┌─ Data in this exercise
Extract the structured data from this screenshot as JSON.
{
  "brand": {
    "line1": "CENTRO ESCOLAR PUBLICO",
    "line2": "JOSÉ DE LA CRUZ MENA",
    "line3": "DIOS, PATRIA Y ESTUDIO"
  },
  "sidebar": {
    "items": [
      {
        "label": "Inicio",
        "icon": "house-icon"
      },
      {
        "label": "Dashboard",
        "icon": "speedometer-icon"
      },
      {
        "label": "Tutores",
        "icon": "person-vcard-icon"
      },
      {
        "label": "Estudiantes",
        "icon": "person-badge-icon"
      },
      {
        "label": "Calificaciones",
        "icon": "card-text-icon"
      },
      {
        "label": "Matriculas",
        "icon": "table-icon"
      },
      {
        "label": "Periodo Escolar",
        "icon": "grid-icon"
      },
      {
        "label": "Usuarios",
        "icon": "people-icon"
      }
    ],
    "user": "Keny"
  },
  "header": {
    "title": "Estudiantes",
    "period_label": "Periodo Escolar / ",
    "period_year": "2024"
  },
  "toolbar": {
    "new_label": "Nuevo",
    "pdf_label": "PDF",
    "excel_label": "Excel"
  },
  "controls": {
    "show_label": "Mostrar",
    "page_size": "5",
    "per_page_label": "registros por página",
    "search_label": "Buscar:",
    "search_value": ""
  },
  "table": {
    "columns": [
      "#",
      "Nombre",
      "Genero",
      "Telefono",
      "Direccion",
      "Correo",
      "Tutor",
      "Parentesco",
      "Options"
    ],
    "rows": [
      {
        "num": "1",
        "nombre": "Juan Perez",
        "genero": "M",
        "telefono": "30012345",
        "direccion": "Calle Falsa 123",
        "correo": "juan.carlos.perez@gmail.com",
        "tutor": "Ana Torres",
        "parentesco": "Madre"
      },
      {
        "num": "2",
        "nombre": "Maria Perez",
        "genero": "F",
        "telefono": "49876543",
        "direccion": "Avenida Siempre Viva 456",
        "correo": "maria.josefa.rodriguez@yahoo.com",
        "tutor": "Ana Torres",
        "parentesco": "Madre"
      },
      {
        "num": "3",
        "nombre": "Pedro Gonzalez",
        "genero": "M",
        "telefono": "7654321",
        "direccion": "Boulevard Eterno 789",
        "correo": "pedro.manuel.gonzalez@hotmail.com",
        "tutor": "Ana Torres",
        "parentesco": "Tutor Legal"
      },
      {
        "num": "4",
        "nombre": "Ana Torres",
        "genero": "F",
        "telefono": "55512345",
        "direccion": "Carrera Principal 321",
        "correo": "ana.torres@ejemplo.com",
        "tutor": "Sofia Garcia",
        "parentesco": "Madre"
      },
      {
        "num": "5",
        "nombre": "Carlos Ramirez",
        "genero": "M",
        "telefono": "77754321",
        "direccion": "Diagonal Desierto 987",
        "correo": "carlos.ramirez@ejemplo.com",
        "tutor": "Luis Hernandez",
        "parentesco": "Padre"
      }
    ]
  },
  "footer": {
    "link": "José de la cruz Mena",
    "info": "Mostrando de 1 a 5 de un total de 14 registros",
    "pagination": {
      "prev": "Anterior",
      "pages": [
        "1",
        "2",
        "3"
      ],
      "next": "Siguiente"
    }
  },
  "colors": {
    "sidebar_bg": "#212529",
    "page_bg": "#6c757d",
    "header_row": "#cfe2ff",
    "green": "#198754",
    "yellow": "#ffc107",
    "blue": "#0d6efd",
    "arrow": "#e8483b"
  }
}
└─
Goal. State the number of lines in the preceding entries that include the word "registros". Provide nothing else.

Result of the task. 2